**WHAT IS NEEDED**:
Find the lines below that contain the string "color". Copy each one.

^^^^^^^^

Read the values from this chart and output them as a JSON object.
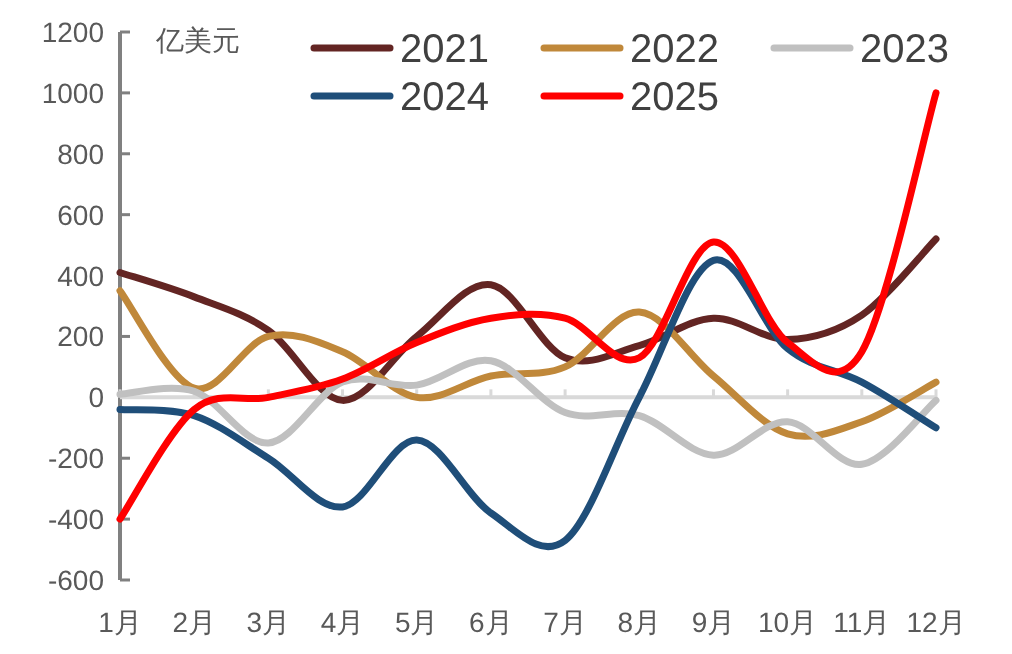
{
  "chart_data": {
    "type": "line",
    "ylabel": "亿美元",
    "categories": [
      "1月",
      "2月",
      "3月",
      "4月",
      "5月",
      "6月",
      "7月",
      "8月",
      "9月",
      "10月",
      "11月",
      "12月"
    ],
    "series": [
      {
        "name": "2021",
        "color": "#632523",
        "values": [
          410,
          330,
          220,
          -10,
          200,
          370,
          130,
          170,
          260,
          190,
          270,
          520
        ]
      },
      {
        "name": "2022",
        "color": "#c0883a",
        "values": [
          350,
          30,
          200,
          150,
          0,
          70,
          100,
          280,
          70,
          -120,
          -80,
          50
        ]
      },
      {
        "name": "2023",
        "color": "#c0c0c0",
        "values": [
          10,
          20,
          -150,
          50,
          40,
          120,
          -50,
          -60,
          -190,
          -80,
          -220,
          -10
        ]
      },
      {
        "name": "2024",
        "color": "#1f4e79",
        "values": [
          -40,
          -60,
          -200,
          -360,
          -140,
          -380,
          -470,
          0,
          450,
          160,
          50,
          -100
        ]
      },
      {
        "name": "2025",
        "color": "#ff0000",
        "values": [
          -400,
          -40,
          0,
          60,
          180,
          260,
          260,
          130,
          510,
          180,
          150,
          1000
        ]
      }
    ],
    "ylim": [
      -600,
      1200
    ],
    "yticks": [
      -600,
      -400,
      -200,
      0,
      200,
      400,
      600,
      800,
      1000,
      1200
    ],
    "legend": "top"
  }
}
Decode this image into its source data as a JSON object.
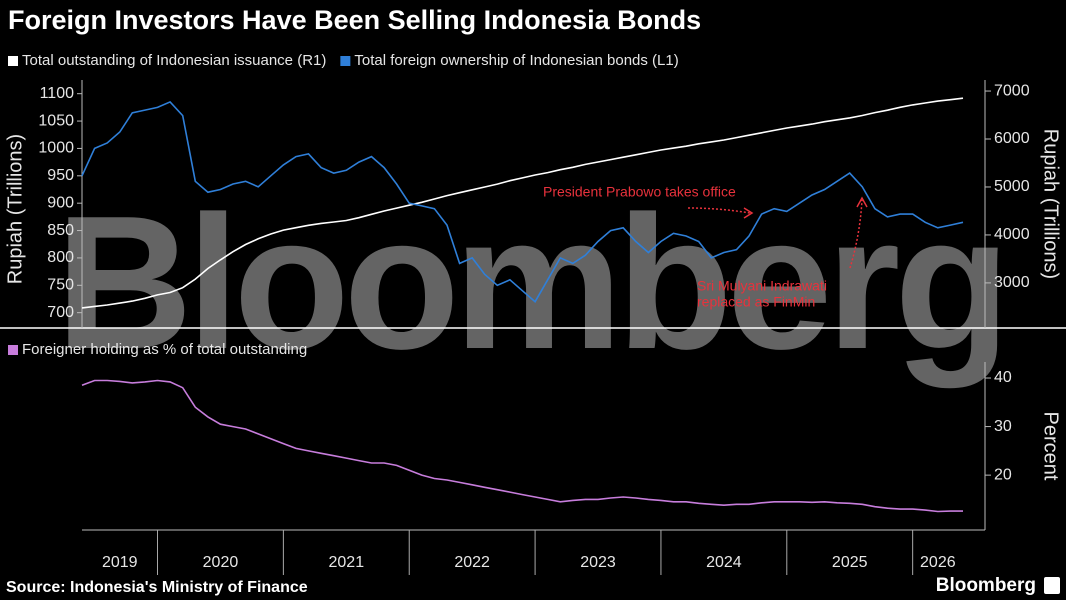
{
  "title": "Foreign Investors Have Been Selling Indonesia Bonds",
  "source": "Source: Indonesia's Ministry of Finance",
  "logo": "Bloomberg",
  "watermark": "Bloomberg",
  "chart_data": [
    {
      "type": "line",
      "ylabel": "Rupiah (Trillions)",
      "y2label": "Rupiah (Trillions)",
      "x": [
        2019.4,
        2019.5,
        2019.6,
        2019.7,
        2019.8,
        2019.9,
        2020,
        2020.1,
        2020.2,
        2020.3,
        2020.4,
        2020.5,
        2020.6,
        2020.7,
        2020.8,
        2020.9,
        2021,
        2021.1,
        2021.2,
        2021.3,
        2021.4,
        2021.5,
        2021.6,
        2021.7,
        2021.8,
        2021.9,
        2022,
        2022.1,
        2022.2,
        2022.3,
        2022.4,
        2022.5,
        2022.6,
        2022.7,
        2022.8,
        2022.9,
        2023,
        2023.1,
        2023.2,
        2023.3,
        2023.4,
        2023.5,
        2023.6,
        2023.7,
        2023.8,
        2023.9,
        2024,
        2024.1,
        2024.2,
        2024.3,
        2024.4,
        2024.5,
        2024.6,
        2024.7,
        2024.8,
        2024.9,
        2025,
        2025.1,
        2025.2,
        2025.3,
        2025.4,
        2025.5,
        2025.6,
        2025.7,
        2025.8,
        2025.9,
        2026,
        2026.1,
        2026.2,
        2026.3,
        2026.4
      ],
      "xlim": [
        2019.4,
        2026.4
      ],
      "ylim": [
        672,
        1125
      ],
      "yticks": [
        700,
        750,
        800,
        850,
        900,
        950,
        1000,
        1050,
        1100
      ],
      "y2lim": [
        2060,
        7230
      ],
      "y2ticks": [
        3000,
        4000,
        5000,
        6000,
        7000
      ],
      "series": [
        {
          "name": "Total outstanding of Indonesian issuance (R1)",
          "color": "#ffffff",
          "axis": "y2",
          "values": [
            2480,
            2510,
            2540,
            2580,
            2620,
            2680,
            2750,
            2800,
            2900,
            3080,
            3300,
            3480,
            3650,
            3800,
            3920,
            4020,
            4100,
            4150,
            4200,
            4240,
            4270,
            4300,
            4360,
            4430,
            4500,
            4560,
            4620,
            4680,
            4750,
            4820,
            4880,
            4940,
            5000,
            5060,
            5130,
            5190,
            5250,
            5300,
            5360,
            5410,
            5470,
            5520,
            5570,
            5620,
            5670,
            5720,
            5770,
            5810,
            5850,
            5900,
            5940,
            5980,
            6030,
            6080,
            6130,
            6180,
            6230,
            6270,
            6310,
            6360,
            6400,
            6440,
            6490,
            6550,
            6600,
            6660,
            6710,
            6750,
            6790,
            6820,
            6850
          ]
        },
        {
          "name": "Total foreign ownership of Indonesian bonds (L1)",
          "color": "#2f7fd8",
          "values": [
            950,
            1000,
            1010,
            1030,
            1065,
            1070,
            1075,
            1085,
            1060,
            940,
            920,
            925,
            935,
            940,
            930,
            950,
            970,
            985,
            990,
            965,
            955,
            960,
            975,
            985,
            965,
            935,
            900,
            895,
            890,
            860,
            790,
            800,
            770,
            750,
            760,
            740,
            720,
            760,
            800,
            790,
            805,
            830,
            850,
            855,
            830,
            810,
            830,
            845,
            840,
            830,
            800,
            810,
            815,
            840,
            880,
            890,
            885,
            900,
            915,
            925,
            940,
            955,
            930,
            890,
            875,
            880,
            880,
            865,
            855,
            860,
            865
          ]
        }
      ],
      "annotations": [
        {
          "text": [
            "President Prabowo takes office"
          ]
        },
        {
          "text": [
            "Sri Mulyani Indrawati",
            "replaced as FinMin"
          ]
        }
      ]
    },
    {
      "type": "line",
      "y2label": "Percent",
      "x": [
        2019.4,
        2019.5,
        2019.6,
        2019.7,
        2019.8,
        2019.9,
        2020,
        2020.1,
        2020.2,
        2020.3,
        2020.4,
        2020.5,
        2020.6,
        2020.7,
        2020.8,
        2020.9,
        2021,
        2021.1,
        2021.2,
        2021.3,
        2021.4,
        2021.5,
        2021.6,
        2021.7,
        2021.8,
        2021.9,
        2022,
        2022.1,
        2022.2,
        2022.3,
        2022.4,
        2022.5,
        2022.6,
        2022.7,
        2022.8,
        2022.9,
        2023,
        2023.1,
        2023.2,
        2023.3,
        2023.4,
        2023.5,
        2023.6,
        2023.7,
        2023.8,
        2023.9,
        2024,
        2024.1,
        2024.2,
        2024.3,
        2024.4,
        2024.5,
        2024.6,
        2024.7,
        2024.8,
        2024.9,
        2025,
        2025.1,
        2025.2,
        2025.3,
        2025.4,
        2025.5,
        2025.6,
        2025.7,
        2025.8,
        2025.9,
        2026,
        2026.1,
        2026.2,
        2026.3,
        2026.4
      ],
      "xlim": [
        2019.4,
        2026.4
      ],
      "xticks": [
        {
          "value": 2019,
          "label": "2019"
        },
        {
          "value": 2020,
          "label": "2020"
        },
        {
          "value": 2021,
          "label": "2021"
        },
        {
          "value": 2022,
          "label": "2022"
        },
        {
          "value": 2023,
          "label": "2023"
        },
        {
          "value": 2024,
          "label": "2024"
        },
        {
          "value": 2025,
          "label": "2025"
        },
        {
          "value": 2026,
          "label": "2026"
        }
      ],
      "y2lim": [
        8.7,
        43.3
      ],
      "y2ticks": [
        20,
        30,
        40
      ],
      "series": [
        {
          "name": "Foreigner holding as % of total outstanding",
          "color": "#c77ddc",
          "axis": "y2",
          "values": [
            38.5,
            39.5,
            39.5,
            39.3,
            39,
            39.2,
            39.5,
            39.2,
            38,
            34,
            32,
            30.5,
            30,
            29.5,
            28.5,
            27.5,
            26.5,
            25.5,
            25,
            24.5,
            24,
            23.5,
            23,
            22.5,
            22.5,
            22,
            21,
            20,
            19.3,
            19,
            18.5,
            18,
            17.5,
            17,
            16.5,
            16,
            15.5,
            15,
            14.5,
            14.8,
            15,
            15,
            15.3,
            15.5,
            15.3,
            15,
            14.8,
            14.5,
            14.5,
            14.2,
            14,
            13.8,
            14,
            14,
            14.3,
            14.5,
            14.5,
            14.5,
            14.4,
            14.5,
            14.3,
            14.2,
            14,
            13.5,
            13.2,
            13,
            13,
            12.8,
            12.5,
            12.6,
            12.6
          ]
        }
      ]
    }
  ]
}
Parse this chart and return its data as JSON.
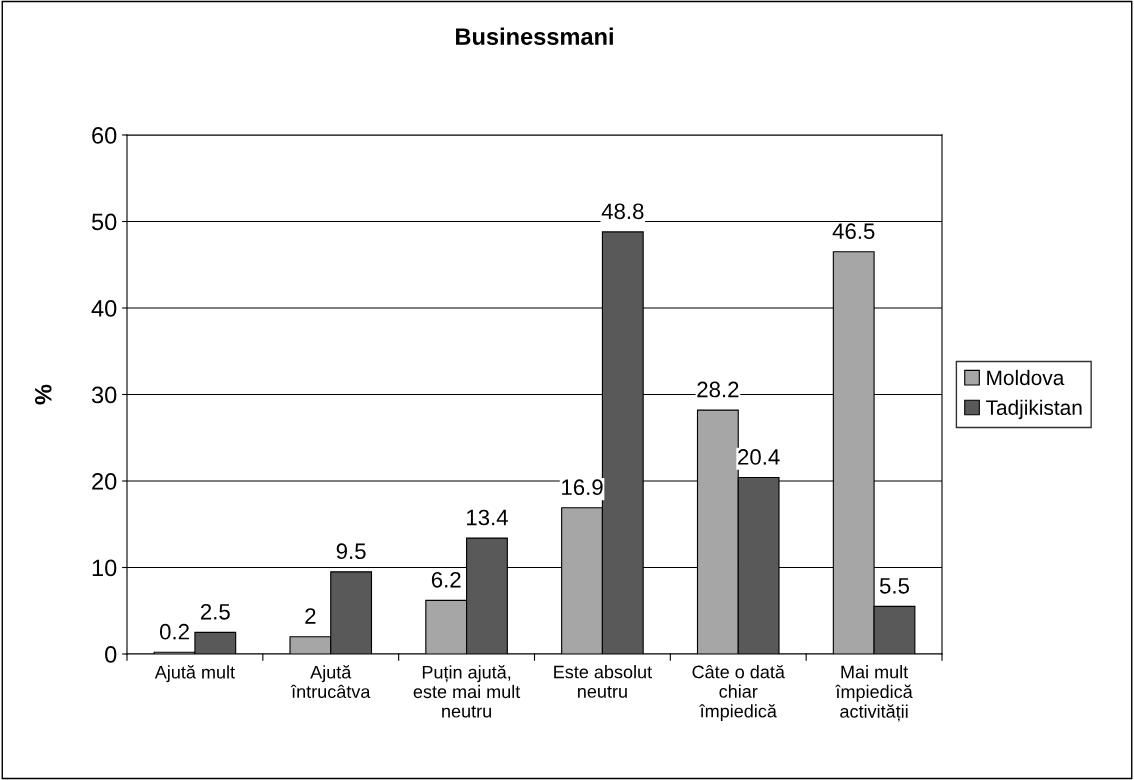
{
  "chart_data": {
    "type": "bar",
    "title": "Businessmani",
    "ylabel": "%",
    "categories": [
      "Ajută mult",
      "Ajută\nîntrucâtva",
      "Puțin ajută,\neste mai mult\nneutru",
      "Este absolut\nneutru",
      "Câte o dată\nchiar\nîmpiedică",
      "Mai mult\nîmpiedică\nactivității"
    ],
    "series": [
      {
        "name": "Moldova",
        "color": "#a6a6a6",
        "values": [
          0.2,
          2,
          6.2,
          16.9,
          28.2,
          46.5
        ]
      },
      {
        "name": "Tadjikistan",
        "color": "#595959",
        "values": [
          2.5,
          9.5,
          13.4,
          48.8,
          20.4,
          5.5
        ]
      }
    ],
    "ylim": [
      0,
      60
    ],
    "yticks": [
      0,
      10,
      20,
      30,
      40,
      50,
      60
    ],
    "grid": "y",
    "legend": "right",
    "data_labels": true
  }
}
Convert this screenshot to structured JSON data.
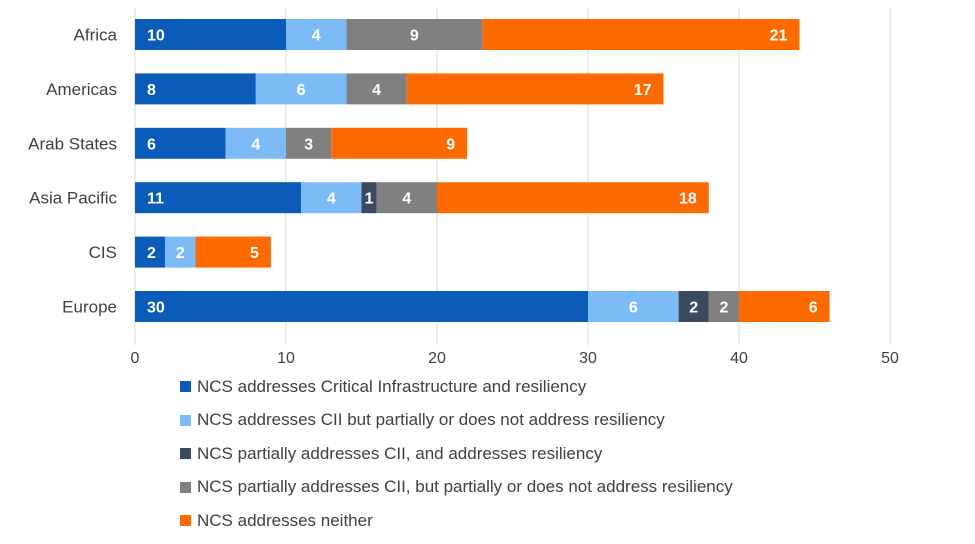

^^^^^^^^

**SOLUTION**:
        "color": "#632523",
        "color": "#c0883a",
        "color": "#c0c0c0",
        "color": "#1f4e79",
        "color": "#ff0000",
          "color": "#ffffff",
          "color": "#2f7fd8",
          "color": "#c77ddc",
        "color": "#a6a6a6",
        "color": "#595959",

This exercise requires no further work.